>>>>>

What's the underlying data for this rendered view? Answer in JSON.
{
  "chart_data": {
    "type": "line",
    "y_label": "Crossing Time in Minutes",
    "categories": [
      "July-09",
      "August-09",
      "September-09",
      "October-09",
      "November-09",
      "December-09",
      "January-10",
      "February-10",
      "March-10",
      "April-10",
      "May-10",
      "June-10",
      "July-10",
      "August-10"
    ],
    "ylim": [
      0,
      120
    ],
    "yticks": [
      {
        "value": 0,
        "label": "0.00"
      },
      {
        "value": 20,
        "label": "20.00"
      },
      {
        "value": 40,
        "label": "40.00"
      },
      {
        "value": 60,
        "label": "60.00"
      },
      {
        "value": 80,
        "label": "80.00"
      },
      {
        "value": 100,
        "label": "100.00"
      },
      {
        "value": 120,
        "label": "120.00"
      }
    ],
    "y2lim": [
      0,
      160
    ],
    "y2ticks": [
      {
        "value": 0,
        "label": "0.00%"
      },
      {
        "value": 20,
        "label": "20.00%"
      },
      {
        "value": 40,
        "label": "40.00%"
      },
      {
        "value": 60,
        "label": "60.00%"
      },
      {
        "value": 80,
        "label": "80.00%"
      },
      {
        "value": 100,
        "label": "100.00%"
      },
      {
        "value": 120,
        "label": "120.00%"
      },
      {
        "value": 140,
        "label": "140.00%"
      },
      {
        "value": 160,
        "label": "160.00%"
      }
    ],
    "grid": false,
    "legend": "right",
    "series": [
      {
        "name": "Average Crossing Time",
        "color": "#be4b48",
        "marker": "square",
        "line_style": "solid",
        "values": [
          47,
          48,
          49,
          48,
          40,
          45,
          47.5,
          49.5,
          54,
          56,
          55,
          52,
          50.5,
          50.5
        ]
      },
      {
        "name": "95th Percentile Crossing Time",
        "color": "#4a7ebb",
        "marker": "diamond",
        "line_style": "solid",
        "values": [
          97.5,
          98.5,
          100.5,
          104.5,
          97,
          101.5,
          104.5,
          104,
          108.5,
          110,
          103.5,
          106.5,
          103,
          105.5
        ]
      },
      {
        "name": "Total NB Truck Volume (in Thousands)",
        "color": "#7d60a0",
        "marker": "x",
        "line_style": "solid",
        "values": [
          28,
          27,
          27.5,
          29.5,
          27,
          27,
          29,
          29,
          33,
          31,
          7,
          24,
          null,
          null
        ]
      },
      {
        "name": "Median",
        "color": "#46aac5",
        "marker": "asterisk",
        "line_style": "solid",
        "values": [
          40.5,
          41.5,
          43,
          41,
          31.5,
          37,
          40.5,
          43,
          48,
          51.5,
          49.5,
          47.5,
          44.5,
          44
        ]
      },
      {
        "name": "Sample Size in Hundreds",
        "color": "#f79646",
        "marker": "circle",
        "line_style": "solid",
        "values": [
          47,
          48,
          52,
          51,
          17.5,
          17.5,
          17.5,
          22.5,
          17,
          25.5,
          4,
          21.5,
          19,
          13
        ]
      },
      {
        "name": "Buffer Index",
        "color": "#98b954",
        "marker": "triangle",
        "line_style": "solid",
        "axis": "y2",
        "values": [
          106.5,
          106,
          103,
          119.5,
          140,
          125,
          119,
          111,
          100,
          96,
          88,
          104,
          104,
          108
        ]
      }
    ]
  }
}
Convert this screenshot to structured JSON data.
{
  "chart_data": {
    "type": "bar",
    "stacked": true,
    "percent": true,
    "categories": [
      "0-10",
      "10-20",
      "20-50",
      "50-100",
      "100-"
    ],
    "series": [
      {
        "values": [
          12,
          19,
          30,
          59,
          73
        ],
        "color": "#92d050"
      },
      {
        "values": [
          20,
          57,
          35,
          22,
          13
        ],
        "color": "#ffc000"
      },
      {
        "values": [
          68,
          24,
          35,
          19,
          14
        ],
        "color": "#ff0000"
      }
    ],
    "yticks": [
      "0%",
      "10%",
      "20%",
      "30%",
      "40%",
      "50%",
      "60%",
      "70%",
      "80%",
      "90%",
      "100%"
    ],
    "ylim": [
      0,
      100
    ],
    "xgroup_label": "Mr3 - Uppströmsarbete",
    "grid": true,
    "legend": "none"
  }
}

<<<<<

→ Brief: Identify each line in the entries with the word "this" and copy it.

→ Output of the exercise:
What's the underlying data for this rendered view? Answer in JSON.
Convert this screenshot to structured JSON data.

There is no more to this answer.